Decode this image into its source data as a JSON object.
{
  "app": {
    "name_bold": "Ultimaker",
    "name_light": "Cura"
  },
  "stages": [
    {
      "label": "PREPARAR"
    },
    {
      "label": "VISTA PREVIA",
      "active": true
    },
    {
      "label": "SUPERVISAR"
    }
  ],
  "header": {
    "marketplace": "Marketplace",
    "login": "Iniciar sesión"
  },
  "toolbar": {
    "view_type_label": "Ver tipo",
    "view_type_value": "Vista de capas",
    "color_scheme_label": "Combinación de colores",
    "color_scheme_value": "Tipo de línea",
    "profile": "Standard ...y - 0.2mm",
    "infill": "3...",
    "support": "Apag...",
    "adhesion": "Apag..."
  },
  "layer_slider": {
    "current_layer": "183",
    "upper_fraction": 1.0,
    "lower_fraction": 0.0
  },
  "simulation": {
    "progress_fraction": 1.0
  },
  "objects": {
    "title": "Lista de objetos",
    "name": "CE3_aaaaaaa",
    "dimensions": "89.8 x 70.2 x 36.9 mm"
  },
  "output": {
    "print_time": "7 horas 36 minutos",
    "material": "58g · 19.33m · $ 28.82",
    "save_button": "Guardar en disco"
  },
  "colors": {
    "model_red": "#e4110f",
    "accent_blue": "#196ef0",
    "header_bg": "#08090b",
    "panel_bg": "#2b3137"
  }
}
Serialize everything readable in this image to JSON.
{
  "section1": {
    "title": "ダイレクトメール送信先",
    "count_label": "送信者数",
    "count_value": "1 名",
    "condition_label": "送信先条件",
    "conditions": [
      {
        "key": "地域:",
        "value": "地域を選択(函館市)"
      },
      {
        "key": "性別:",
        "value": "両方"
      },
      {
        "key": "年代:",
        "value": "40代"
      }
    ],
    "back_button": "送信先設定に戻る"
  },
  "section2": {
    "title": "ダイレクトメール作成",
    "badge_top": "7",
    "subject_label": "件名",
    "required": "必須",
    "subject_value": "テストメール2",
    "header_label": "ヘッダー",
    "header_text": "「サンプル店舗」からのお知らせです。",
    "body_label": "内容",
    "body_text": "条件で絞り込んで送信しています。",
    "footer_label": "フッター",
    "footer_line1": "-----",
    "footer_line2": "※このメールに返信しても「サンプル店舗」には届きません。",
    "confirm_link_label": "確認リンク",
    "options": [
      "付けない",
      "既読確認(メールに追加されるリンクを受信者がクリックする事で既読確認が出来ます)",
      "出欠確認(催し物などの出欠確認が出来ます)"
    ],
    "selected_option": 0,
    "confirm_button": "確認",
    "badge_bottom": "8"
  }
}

━━━━

Work to do — Exactly reproduce every record.

The result —
Decode this image into its source data as a JSON object.
{
  "app": {
    "name_bold": "Ultimaker",
    "name_light": "Cura"
  },
  "stages": [
    {
      "label": "PREPARAR"
    },
    {
      "label": "VISTA PREVIA",
      "active": true
    },
    {
      "label": "SUPERVISAR"
    }
  ],
  "header": {
    "marketplace": "Marketplace",
    "login": "Iniciar sesión"
  },
  "toolbar": {
    "view_type_label": "Ver tipo",
    "view_type_value": "Vista de capas",
    "color_scheme_label": "Combinación de colores",
    "color_scheme_value": "Tipo de línea",
    "profile": "Standard ...y - 0.2mm",
    "infill": "3...",
    "support": "Apag...",
    "adhesion": "Apag..."
  },
  "layer_slider": {
    "current_layer": "183",
    "upper_fraction": 1.0,
    "lower_fraction": 0.0
  },
  "simulation": {
    "progress_fraction": 1.0
  },
  "objects": {
    "title": "Lista de objetos",
    "name": "CE3_aaaaaaa",
    "dimensions": "89.8 x 70.2 x 36.9 mm"
  },
  "output": {
    "print_time": "7 horas 36 minutos",
    "material": "58g · 19.33m · $ 28.82",
    "save_button": "Guardar en disco"
  },
  "colors": {
    "model_red": "#e4110f",
    "accent_blue": "#196ef0",
    "header_bg": "#08090b",
    "panel_bg": "#2b3137"
  }
}
Serialize everything readable in this image to JSON.
{
  "section1": {
    "title": "ダイレクトメール送信先",
    "count_label": "送信者数",
    "count_value": "1 名",
    "condition_label": "送信先条件",
    "conditions": [
      {
        "key": "地域:",
        "value": "地域を選択(函館市)"
      },
      {
        "key": "性別:",
        "value": "両方"
      },
      {
        "key": "年代:",
        "value": "40代"
      }
    ],
    "back_button": "送信先設定に戻る"
  },
  "section2": {
    "title": "ダイレクトメール作成",
    "badge_top": "7",
    "subject_label": "件名",
    "required": "必須",
    "subject_value": "テストメール2",
    "header_label": "ヘッダー",
    "header_text": "「サンプル店舗」からのお知らせです。",
    "body_label": "内容",
    "body_text": "条件で絞り込んで送信しています。",
    "footer_label": "フッター",
    "footer_line1": "-----",
    "footer_line2": "※このメールに返信しても「サンプル店舗」には届きません。",
    "confirm_link_label": "確認リンク",
    "options": [
      "付けない",
      "既読確認(メールに追加されるリンクを受信者がクリックする事で既読確認が出来ます)",
      "出欠確認(催し物などの出欠確認が出来ます)"
    ],
    "selected_option": 0,
    "confirm_button": "確認",
    "badge_bottom": "8"
  }
}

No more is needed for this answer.